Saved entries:
** START **

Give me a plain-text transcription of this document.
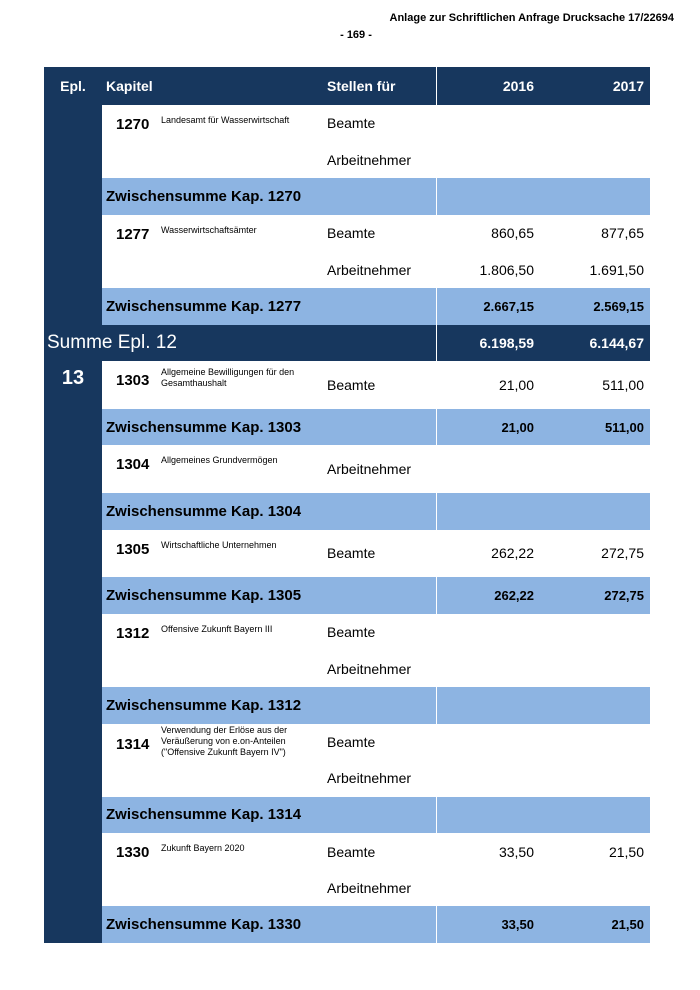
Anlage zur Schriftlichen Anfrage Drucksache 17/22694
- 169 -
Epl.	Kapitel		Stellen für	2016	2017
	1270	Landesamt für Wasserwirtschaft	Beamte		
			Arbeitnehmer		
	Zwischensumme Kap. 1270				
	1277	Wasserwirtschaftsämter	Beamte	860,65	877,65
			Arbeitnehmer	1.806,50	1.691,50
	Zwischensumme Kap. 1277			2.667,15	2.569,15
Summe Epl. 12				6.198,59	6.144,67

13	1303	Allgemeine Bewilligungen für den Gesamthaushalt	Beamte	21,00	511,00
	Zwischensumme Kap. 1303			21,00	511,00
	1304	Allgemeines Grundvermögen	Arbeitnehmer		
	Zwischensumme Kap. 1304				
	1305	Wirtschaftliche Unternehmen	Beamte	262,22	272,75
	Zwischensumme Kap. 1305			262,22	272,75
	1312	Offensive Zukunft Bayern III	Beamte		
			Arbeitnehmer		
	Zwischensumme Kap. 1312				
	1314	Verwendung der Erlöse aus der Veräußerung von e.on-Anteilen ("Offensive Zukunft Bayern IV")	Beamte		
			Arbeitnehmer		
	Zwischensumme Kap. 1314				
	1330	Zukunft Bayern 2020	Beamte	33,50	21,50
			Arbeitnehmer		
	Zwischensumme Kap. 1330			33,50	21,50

** END **
** START **

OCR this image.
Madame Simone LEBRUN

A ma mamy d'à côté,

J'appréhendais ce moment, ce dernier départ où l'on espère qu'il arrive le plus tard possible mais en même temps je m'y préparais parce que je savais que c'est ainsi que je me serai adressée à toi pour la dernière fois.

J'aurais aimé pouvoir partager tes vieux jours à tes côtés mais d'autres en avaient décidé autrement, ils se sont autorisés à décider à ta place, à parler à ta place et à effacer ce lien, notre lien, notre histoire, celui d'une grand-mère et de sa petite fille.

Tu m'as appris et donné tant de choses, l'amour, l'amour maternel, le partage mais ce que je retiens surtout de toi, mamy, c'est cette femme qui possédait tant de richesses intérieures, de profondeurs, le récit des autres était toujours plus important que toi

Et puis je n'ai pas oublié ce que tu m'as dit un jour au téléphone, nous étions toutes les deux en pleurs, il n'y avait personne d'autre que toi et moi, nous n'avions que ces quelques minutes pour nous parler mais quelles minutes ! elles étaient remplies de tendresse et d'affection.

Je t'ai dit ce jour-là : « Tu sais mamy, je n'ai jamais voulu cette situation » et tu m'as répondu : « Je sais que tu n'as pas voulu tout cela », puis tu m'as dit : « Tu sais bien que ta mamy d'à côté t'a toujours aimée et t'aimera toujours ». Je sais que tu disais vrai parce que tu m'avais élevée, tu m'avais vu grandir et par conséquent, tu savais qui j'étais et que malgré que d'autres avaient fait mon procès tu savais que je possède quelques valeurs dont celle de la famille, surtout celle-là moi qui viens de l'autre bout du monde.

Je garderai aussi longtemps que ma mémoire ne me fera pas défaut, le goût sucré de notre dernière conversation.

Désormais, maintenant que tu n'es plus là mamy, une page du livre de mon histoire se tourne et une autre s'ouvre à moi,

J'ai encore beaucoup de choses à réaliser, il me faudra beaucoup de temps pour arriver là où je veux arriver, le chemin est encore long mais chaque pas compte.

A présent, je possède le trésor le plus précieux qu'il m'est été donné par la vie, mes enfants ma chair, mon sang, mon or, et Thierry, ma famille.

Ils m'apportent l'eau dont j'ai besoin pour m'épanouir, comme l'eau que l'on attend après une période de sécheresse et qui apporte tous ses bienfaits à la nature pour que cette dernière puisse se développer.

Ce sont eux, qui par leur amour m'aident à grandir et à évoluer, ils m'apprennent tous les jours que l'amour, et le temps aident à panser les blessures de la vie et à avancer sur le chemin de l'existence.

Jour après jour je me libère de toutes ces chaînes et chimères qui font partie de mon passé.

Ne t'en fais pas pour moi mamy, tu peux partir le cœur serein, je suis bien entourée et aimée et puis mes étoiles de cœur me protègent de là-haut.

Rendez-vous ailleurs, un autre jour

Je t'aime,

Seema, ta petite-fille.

** END **

## Description of the task
List the lines that contain the word "petite".

## Answer to this task
J'aurais aimé pouvoir partager tes vieux jours à tes côtés mais d'autres en avaient décidé autrement, ils se sont autorisés à décider à ta place, à parler à ta place et à effacer ce lien, notre lien, notre histoire, celui d'une grand-mère et de sa petite fille.
Seema, ta petite-fille.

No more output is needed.